◆ Work to be completed ◆
Your task is to extract every line from the material below exactly.

◆ Material for the task ◆
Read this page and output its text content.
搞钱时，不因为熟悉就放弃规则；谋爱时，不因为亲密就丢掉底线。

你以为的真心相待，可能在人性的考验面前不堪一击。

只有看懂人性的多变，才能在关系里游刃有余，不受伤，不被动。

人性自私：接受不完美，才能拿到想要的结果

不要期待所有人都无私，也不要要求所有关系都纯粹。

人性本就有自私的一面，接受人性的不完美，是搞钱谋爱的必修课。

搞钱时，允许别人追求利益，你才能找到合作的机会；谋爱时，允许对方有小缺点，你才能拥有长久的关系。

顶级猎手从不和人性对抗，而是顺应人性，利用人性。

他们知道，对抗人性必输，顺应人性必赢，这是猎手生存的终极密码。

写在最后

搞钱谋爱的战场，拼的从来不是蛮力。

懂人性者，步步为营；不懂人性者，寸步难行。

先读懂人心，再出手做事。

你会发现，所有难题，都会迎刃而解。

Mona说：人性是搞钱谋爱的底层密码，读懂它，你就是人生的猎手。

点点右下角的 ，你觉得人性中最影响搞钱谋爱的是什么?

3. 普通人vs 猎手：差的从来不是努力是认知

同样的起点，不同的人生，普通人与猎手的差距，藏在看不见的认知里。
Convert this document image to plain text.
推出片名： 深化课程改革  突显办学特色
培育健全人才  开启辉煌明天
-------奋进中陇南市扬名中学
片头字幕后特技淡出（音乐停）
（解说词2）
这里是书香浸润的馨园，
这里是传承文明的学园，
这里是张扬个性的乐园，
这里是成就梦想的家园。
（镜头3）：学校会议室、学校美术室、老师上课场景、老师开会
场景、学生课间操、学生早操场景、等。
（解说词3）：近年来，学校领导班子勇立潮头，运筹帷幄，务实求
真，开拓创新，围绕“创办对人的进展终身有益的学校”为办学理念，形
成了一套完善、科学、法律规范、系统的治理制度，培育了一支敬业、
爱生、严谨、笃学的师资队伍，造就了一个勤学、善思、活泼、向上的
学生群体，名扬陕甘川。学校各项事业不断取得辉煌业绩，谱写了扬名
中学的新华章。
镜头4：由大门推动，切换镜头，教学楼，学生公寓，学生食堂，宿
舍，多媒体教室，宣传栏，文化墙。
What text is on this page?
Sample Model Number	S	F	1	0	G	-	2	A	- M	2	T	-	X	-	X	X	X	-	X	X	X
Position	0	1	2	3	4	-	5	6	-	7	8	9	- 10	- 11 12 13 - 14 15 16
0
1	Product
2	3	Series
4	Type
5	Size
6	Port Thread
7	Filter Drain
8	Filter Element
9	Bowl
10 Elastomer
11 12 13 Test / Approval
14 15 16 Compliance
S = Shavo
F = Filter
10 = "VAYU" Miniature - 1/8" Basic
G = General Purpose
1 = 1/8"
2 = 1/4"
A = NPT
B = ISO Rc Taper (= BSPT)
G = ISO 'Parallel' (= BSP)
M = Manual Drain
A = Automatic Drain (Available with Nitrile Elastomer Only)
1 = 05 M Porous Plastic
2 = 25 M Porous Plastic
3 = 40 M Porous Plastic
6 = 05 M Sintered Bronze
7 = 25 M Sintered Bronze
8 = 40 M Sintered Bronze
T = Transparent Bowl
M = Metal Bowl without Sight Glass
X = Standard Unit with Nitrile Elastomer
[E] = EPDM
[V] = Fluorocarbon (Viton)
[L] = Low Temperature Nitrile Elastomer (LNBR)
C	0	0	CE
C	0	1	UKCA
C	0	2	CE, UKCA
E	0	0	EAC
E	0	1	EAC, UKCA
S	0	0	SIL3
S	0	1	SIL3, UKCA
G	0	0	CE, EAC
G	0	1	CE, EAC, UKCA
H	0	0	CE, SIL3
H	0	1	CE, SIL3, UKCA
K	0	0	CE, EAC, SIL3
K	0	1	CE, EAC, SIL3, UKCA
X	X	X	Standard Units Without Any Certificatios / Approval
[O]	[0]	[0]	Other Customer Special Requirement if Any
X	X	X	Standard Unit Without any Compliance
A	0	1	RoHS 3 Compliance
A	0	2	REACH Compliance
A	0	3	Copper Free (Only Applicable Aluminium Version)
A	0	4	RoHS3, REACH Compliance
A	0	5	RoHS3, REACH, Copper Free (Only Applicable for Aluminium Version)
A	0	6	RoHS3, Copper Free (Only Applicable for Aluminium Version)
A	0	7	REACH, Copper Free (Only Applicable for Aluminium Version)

◆ Solution for this exercise ◆
Read this page and output its text content.
搞钱时，不因为熟悉就放弃规则；谋爱时，不因为亲密就丢掉底线。

你以为的真心相待，可能在人性的考验面前不堪一击。

只有看懂人性的多变，才能在关系里游刃有余，不受伤，不被动。

人性自私：接受不完美，才能拿到想要的结果

不要期待所有人都无私，也不要要求所有关系都纯粹。

人性本就有自私的一面，接受人性的不完美，是搞钱谋爱的必修课。

搞钱时，允许别人追求利益，你才能找到合作的机会；谋爱时，允许对方有小缺点，你才能拥有长久的关系。

顶级猎手从不和人性对抗，而是顺应人性，利用人性。

他们知道，对抗人性必输，顺应人性必赢，这是猎手生存的终极密码。

写在最后

搞钱谋爱的战场，拼的从来不是蛮力。

懂人性者，步步为营；不懂人性者，寸步难行。

先读懂人心，再出手做事。

你会发现，所有难题，都会迎刃而解。

Mona说：人性是搞钱谋爱的底层密码，读懂它，你就是人生的猎手。

点点右下角的 ，你觉得人性中最影响搞钱谋爱的是什么?

3. 普通人vs 猎手：差的从来不是努力是认知

同样的起点，不同的人生，普通人与猎手的差距，藏在看不见的认知里。
Convert this document image to plain text.
推出片名： 深化课程改革  突显办学特色
培育健全人才  开启辉煌明天
-------奋进中陇南市扬名中学
片头字幕后特技淡出（音乐停）
（解说词2）
这里是书香浸润的馨园，
这里是传承文明的学园，
这里是张扬个性的乐园，
这里是成就梦想的家园。
（镜头3）：学校会议室、学校美术室、老师上课场景、老师开会
场景、学生课间操、学生早操场景、等。
（解说词3）：近年来，学校领导班子勇立潮头，运筹帷幄，务实求
真，开拓创新，围绕“创办对人的进展终身有益的学校”为办学理念，形
成了一套完善、科学、法律规范、系统的治理制度，培育了一支敬业、
爱生、严谨、笃学的师资队伍，造就了一个勤学、善思、活泼、向上的
学生群体，名扬陕甘川。学校各项事业不断取得辉煌业绩，谱写了扬名
中学的新华章。
镜头4：由大门推动，切换镜头，教学楼，学生公寓，学生食堂，宿
舍，多媒体教室，宣传栏，文化墙。
What text is on this page?
Sample Model Number	S	F	1	0	G	-	2	A	- M	2	T	-	X	-	X	X	X	-	X	X	X
Position	0	1	2	3	4	-	5	6	-	7	8	9	- 10	- 11 12 13 - 14 15 16
0
1	Product
2	3	Series
4	Type
5	Size
6	Port Thread
7	Filter Drain
8	Filter Element
9	Bowl
10 Elastomer
11 12 13 Test / Approval
14 15 16 Compliance
S = Shavo
F = Filter
10 = "VAYU" Miniature - 1/8" Basic
G = General Purpose
1 = 1/8"
2 = 1/4"
A = NPT
B = ISO Rc Taper (= BSPT)
G = ISO 'Parallel' (= BSP)
M = Manual Drain
A = Automatic Drain (Available with Nitrile Elastomer Only)
1 = 05 M Porous Plastic
2 = 25 M Porous Plastic
3 = 40 M Porous Plastic
6 = 05 M Sintered Bronze
7 = 25 M Sintered Bronze
8 = 40 M Sintered Bronze
T = Transparent Bowl
M = Metal Bowl without Sight Glass
X = Standard Unit with Nitrile Elastomer
[E] = EPDM
[V] = Fluorocarbon (Viton)
[L] = Low Temperature Nitrile Elastomer (LNBR)
C	0	0	CE
C	0	1	UKCA
C	0	2	CE, UKCA
E	0	0	EAC
E	0	1	EAC, UKCA
S	0	0	SIL3
S	0	1	SIL3, UKCA
G	0	0	CE, EAC
G	0	1	CE, EAC, UKCA
H	0	0	CE, SIL3
H	0	1	CE, SIL3, UKCA
K	0	0	CE, EAC, SIL3
K	0	1	CE, EAC, SIL3, UKCA
X	X	X	Standard Units Without Any Certificatios / Approval
[O]	[0]	[0]	Other Customer Special Requirement if Any
X	X	X	Standard Unit Without any Compliance
A	0	1	RoHS 3 Compliance
A	0	2	REACH Compliance
A	0	3	Copper Free (Only Applicable Aluminium Version)
A	0	4	RoHS3, REACH Compliance
A	0	5	RoHS3, REACH, Copper Free (Only Applicable for Aluminium Version)
A	0	6	RoHS3, Copper Free (Only Applicable for Aluminium Version)
A	0	7	REACH, Copper Free (Only Applicable for Aluminium Version)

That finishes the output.